Exercise: Extract the lines beginning at the one that holds "Output a JSON" and ending at the final line of the material below, keeping them exact and leaving out all pictures.

Figure dataset records
* * * * * * * * *
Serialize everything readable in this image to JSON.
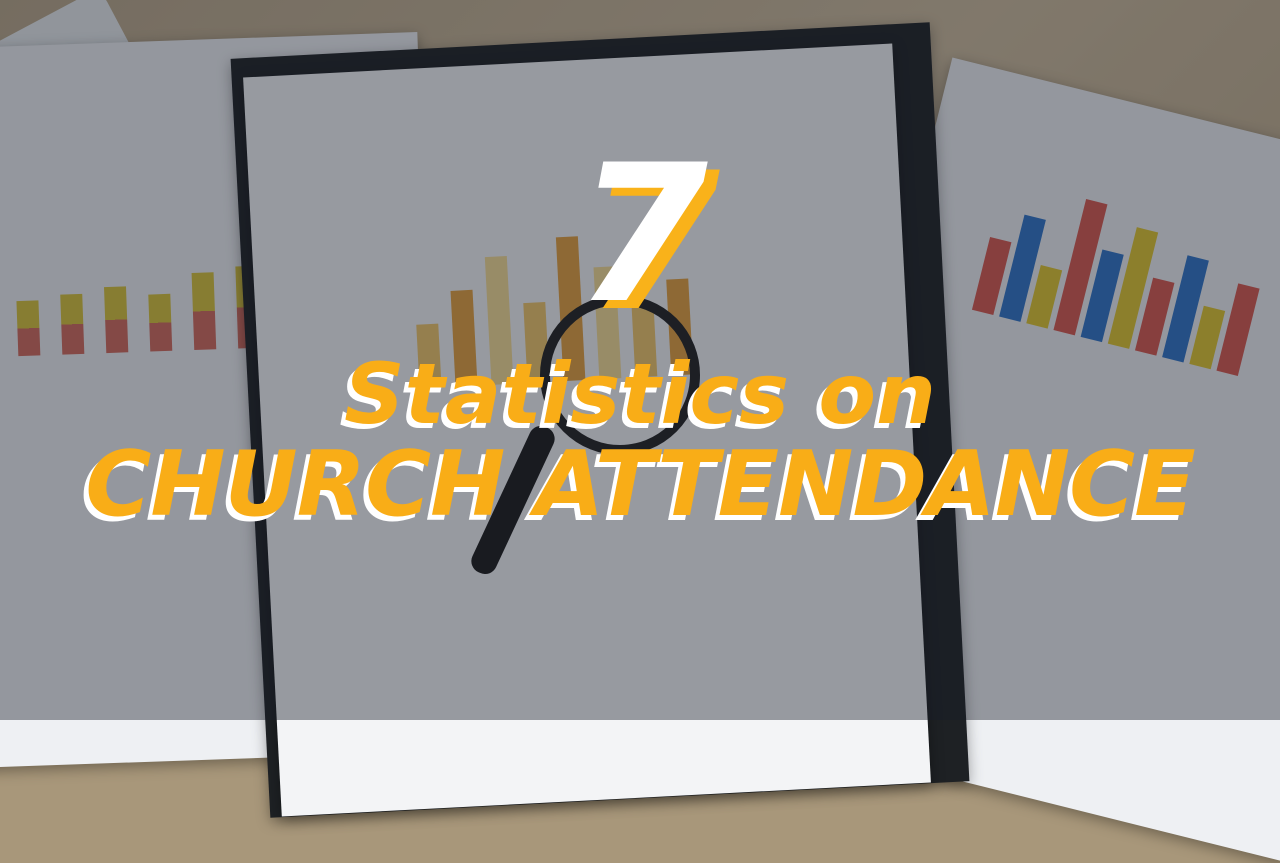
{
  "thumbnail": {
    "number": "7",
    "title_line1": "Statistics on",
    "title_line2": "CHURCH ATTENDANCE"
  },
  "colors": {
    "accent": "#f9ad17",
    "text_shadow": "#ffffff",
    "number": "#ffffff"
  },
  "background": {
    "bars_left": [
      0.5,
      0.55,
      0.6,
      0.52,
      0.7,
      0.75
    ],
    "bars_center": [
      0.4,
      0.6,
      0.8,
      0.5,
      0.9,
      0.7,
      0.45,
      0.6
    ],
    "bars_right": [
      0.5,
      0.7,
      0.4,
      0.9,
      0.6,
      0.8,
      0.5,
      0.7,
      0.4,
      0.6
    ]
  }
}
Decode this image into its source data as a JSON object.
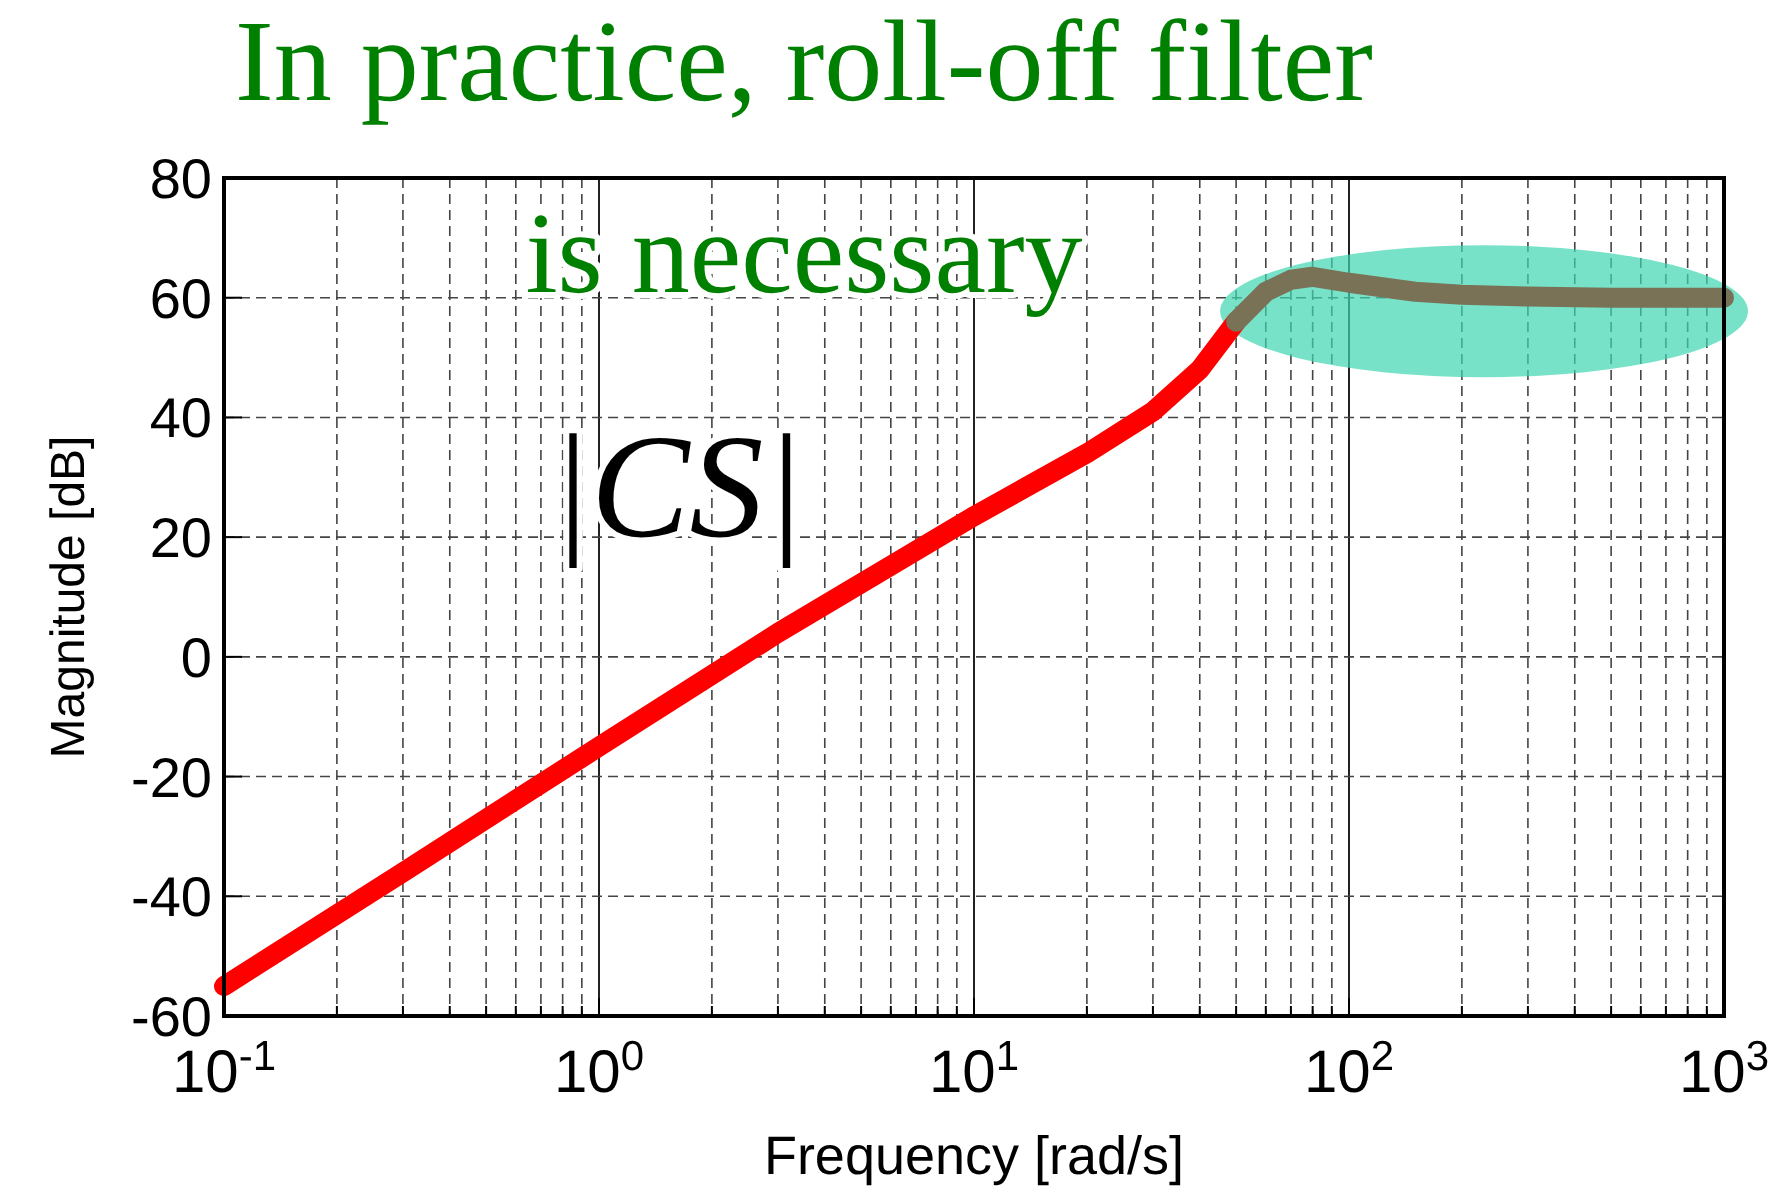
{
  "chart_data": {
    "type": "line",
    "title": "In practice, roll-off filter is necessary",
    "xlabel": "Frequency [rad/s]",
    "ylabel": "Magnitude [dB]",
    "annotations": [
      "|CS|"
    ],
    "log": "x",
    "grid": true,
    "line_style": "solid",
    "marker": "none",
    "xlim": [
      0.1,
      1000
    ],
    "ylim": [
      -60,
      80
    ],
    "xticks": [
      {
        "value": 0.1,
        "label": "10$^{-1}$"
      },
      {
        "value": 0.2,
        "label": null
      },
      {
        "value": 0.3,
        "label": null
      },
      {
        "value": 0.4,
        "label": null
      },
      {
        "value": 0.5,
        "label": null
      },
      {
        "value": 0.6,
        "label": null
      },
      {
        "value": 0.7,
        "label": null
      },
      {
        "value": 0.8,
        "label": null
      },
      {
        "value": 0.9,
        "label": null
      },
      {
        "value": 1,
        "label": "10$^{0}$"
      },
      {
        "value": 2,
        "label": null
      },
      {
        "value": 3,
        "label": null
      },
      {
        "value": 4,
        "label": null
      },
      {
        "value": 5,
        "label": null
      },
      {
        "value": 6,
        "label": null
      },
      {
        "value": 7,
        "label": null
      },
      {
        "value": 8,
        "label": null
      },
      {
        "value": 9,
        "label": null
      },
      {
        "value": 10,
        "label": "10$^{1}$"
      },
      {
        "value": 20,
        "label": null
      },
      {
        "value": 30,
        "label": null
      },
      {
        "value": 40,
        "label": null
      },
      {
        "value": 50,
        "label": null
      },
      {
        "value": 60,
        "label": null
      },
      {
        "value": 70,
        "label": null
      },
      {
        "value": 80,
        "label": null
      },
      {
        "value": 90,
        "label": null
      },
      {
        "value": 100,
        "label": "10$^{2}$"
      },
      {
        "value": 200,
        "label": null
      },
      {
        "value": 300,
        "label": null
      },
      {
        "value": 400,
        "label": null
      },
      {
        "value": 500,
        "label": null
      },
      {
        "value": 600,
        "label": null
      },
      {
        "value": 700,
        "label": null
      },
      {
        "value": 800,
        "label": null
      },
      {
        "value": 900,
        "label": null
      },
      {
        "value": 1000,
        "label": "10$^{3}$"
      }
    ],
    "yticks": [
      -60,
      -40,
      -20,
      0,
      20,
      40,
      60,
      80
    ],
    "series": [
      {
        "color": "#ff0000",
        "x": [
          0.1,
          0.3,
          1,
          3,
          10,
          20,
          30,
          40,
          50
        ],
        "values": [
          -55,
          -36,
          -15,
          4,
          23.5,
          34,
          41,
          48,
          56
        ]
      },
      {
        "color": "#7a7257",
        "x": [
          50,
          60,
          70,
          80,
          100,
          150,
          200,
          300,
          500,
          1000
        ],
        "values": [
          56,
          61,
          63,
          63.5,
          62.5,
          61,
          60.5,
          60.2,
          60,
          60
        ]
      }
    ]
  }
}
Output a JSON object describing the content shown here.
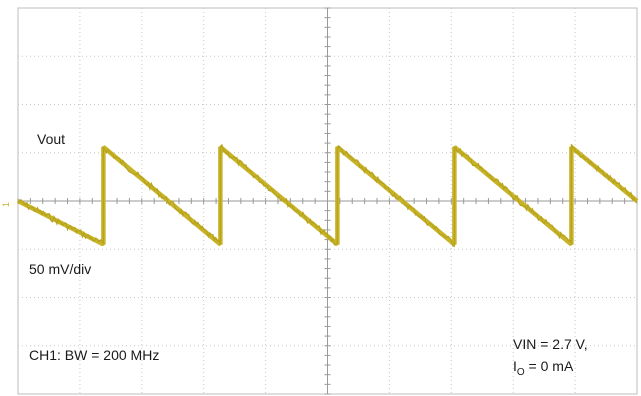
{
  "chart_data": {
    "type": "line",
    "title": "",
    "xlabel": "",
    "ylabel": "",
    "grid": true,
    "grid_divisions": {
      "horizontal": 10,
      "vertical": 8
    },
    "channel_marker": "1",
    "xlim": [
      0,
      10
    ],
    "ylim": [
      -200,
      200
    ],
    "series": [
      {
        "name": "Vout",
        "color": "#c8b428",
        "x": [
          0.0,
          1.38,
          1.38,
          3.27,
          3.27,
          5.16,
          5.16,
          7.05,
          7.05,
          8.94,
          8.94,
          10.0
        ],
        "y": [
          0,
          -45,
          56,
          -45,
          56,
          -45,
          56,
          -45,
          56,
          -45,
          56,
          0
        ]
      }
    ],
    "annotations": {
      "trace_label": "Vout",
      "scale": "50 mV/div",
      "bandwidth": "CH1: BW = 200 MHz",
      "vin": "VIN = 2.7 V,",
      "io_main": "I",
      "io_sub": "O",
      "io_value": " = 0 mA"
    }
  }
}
* * * * * * * * *
Solution to the problem:
Output a JSON object describing the content shown here.
{
  "chart_data": {
    "type": "line",
    "title": "",
    "xlabel": "",
    "ylabel": "",
    "grid": true,
    "grid_divisions": {
      "horizontal": 10,
      "vertical": 8
    },
    "channel_marker": "1",
    "xlim": [
      0,
      10
    ],
    "ylim": [
      -200,
      200
    ],
    "series": [
      {
        "name": "Vout",
        "color": "#c8b428",
        "x": [
          0.0,
          1.38,
          1.38,
          3.27,
          3.27,
          5.16,
          5.16,
          7.05,
          7.05,
          8.94,
          8.94,
          10.0
        ],
        "y": [
          0,
          -45,
          56,
          -45,
          56,
          -45,
          56,
          -45,
          56,
          -45,
          56,
          0
        ]
      }
    ],
    "annotations": {
      "trace_label": "Vout",
      "scale": "50 mV/div",
      "bandwidth": "CH1: BW = 200 MHz",
      "vin": "VIN = 2.7 V,",
      "io_main": "I",
      "io_sub": "O",
      "io_value": " = 0 mA"
    }
  }
}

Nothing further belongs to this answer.